* **GOAL**: Write out every entry precisely as given, leaving the pictures out.

* **DATA SUPPLIED**:
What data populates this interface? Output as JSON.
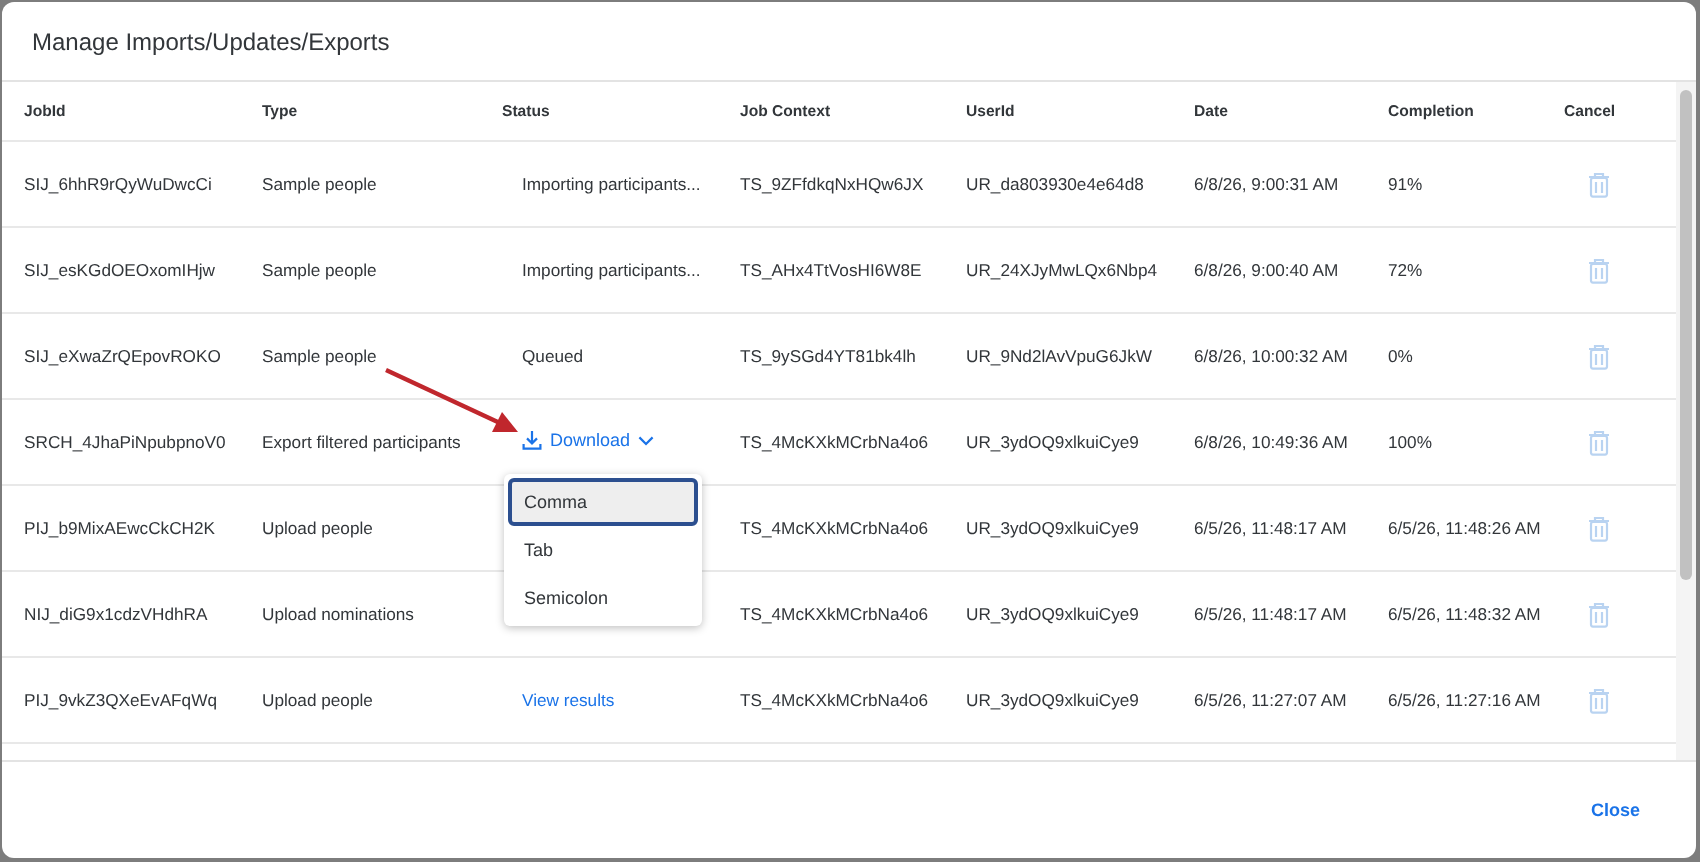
{
  "dialog": {
    "title": "Manage Imports/Updates/Exports"
  },
  "table": {
    "columns": [
      "JobId",
      "Type",
      "Status",
      "Job Context",
      "UserId",
      "Date",
      "Completion",
      "Cancel"
    ],
    "rows": [
      {
        "job_id": "SIJ_6hhR9rQyWuDwcCi",
        "type": "Sample people",
        "status": {
          "kind": "text",
          "label": "Importing participants..."
        },
        "job_context": "TS_9ZFfdkqNxHQw6JX",
        "user_id": "UR_da803930e4e64d8",
        "date": "6/8/26, 9:00:31 AM",
        "completion": "91%"
      },
      {
        "job_id": "SIJ_esKGdOEOxomIHjw",
        "type": "Sample people",
        "status": {
          "kind": "text",
          "label": "Importing participants..."
        },
        "job_context": "TS_AHx4TtVosHI6W8E",
        "user_id": "UR_24XJyMwLQx6Nbp4",
        "date": "6/8/26, 9:00:40 AM",
        "completion": "72%"
      },
      {
        "job_id": "SIJ_eXwaZrQEpovROKO",
        "type": "Sample people",
        "status": {
          "kind": "text",
          "label": "Queued"
        },
        "job_context": "TS_9ySGd4YT81bk4lh",
        "user_id": "UR_9Nd2lAvVpuG6JkW",
        "date": "6/8/26, 10:00:32 AM",
        "completion": "0%"
      },
      {
        "job_id": "SRCH_4JhaPiNpubpnoV0",
        "type": "Export filtered participants",
        "status": {
          "kind": "download",
          "label": "Download"
        },
        "job_context": "TS_4McKXkMCrbNa4o6",
        "user_id": "UR_3ydOQ9xlkuiCye9",
        "date": "6/8/26, 10:49:36 AM",
        "completion": "100%"
      },
      {
        "job_id": "PIJ_b9MixAEwcCkCH2K",
        "type": "Upload people",
        "job_context": "TS_4McKXkMCrbNa4o6",
        "user_id": "UR_3ydOQ9xlkuiCye9",
        "date": "6/5/26, 11:48:17 AM",
        "completion": "6/5/26, 11:48:26 AM"
      },
      {
        "job_id": "NIJ_diG9x1cdzVHdhRA",
        "type": "Upload nominations",
        "job_context": "TS_4McKXkMCrbNa4o6",
        "user_id": "UR_3ydOQ9xlkuiCye9",
        "date": "6/5/26, 11:48:17 AM",
        "completion": "6/5/26, 11:48:32 AM"
      },
      {
        "job_id": "PIJ_9vkZ3QXeEvAFqWq",
        "type": "Upload people",
        "status": {
          "kind": "link",
          "label": "View results"
        },
        "job_context": "TS_4McKXkMCrbNa4o6",
        "user_id": "UR_3ydOQ9xlkuiCye9",
        "date": "6/5/26, 11:27:07 AM",
        "completion": "6/5/26, 11:27:16 AM"
      }
    ]
  },
  "format_menu": {
    "options": [
      {
        "label": "Comma",
        "selected": true
      },
      {
        "label": "Tab",
        "selected": false
      },
      {
        "label": "Semicolon",
        "selected": false
      }
    ]
  },
  "footer": {
    "close": "Close"
  }
}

* **CORRECT OUTPUT**:
What data populates this interface? Output as JSON.
{
  "dialog": {
    "title": "Manage Imports/Updates/Exports"
  },
  "table": {
    "columns": [
      "JobId",
      "Type",
      "Status",
      "Job Context",
      "UserId",
      "Date",
      "Completion",
      "Cancel"
    ],
    "rows": [
      {
        "job_id": "SIJ_6hhR9rQyWuDwcCi",
        "type": "Sample people",
        "status": {
          "kind": "text",
          "label": "Importing participants..."
        },
        "job_context": "TS_9ZFfdkqNxHQw6JX",
        "user_id": "UR_da803930e4e64d8",
        "date": "6/8/26, 9:00:31 AM",
        "completion": "91%"
      },
      {
        "job_id": "SIJ_esKGdOEOxomIHjw",
        "type": "Sample people",
        "status": {
          "kind": "text",
          "label": "Importing participants..."
        },
        "job_context": "TS_AHx4TtVosHI6W8E",
        "user_id": "UR_24XJyMwLQx6Nbp4",
        "date": "6/8/26, 9:00:40 AM",
        "completion": "72%"
      },
      {
        "job_id": "SIJ_eXwaZrQEpovROKO",
        "type": "Sample people",
        "status": {
          "kind": "text",
          "label": "Queued"
        },
        "job_context": "TS_9ySGd4YT81bk4lh",
        "user_id": "UR_9Nd2lAvVpuG6JkW",
        "date": "6/8/26, 10:00:32 AM",
        "completion": "0%"
      },
      {
        "job_id": "SRCH_4JhaPiNpubpnoV0",
        "type": "Export filtered participants",
        "status": {
          "kind": "download",
          "label": "Download"
        },
        "job_context": "TS_4McKXkMCrbNa4o6",
        "user_id": "UR_3ydOQ9xlkuiCye9",
        "date": "6/8/26, 10:49:36 AM",
        "completion": "100%"
      },
      {
        "job_id": "PIJ_b9MixAEwcCkCH2K",
        "type": "Upload people",
        "job_context": "TS_4McKXkMCrbNa4o6",
        "user_id": "UR_3ydOQ9xlkuiCye9",
        "date": "6/5/26, 11:48:17 AM",
        "completion": "6/5/26, 11:48:26 AM"
      },
      {
        "job_id": "NIJ_diG9x1cdzVHdhRA",
        "type": "Upload nominations",
        "job_context": "TS_4McKXkMCrbNa4o6",
        "user_id": "UR_3ydOQ9xlkuiCye9",
        "date": "6/5/26, 11:48:17 AM",
        "completion": "6/5/26, 11:48:32 AM"
      },
      {
        "job_id": "PIJ_9vkZ3QXeEvAFqWq",
        "type": "Upload people",
        "status": {
          "kind": "link",
          "label": "View results"
        },
        "job_context": "TS_4McKXkMCrbNa4o6",
        "user_id": "UR_3ydOQ9xlkuiCye9",
        "date": "6/5/26, 11:27:07 AM",
        "completion": "6/5/26, 11:27:16 AM"
      }
    ]
  },
  "format_menu": {
    "options": [
      {
        "label": "Comma",
        "selected": true
      },
      {
        "label": "Tab",
        "selected": false
      },
      {
        "label": "Semicolon",
        "selected": false
      }
    ]
  },
  "footer": {
    "close": "Close"
  }
}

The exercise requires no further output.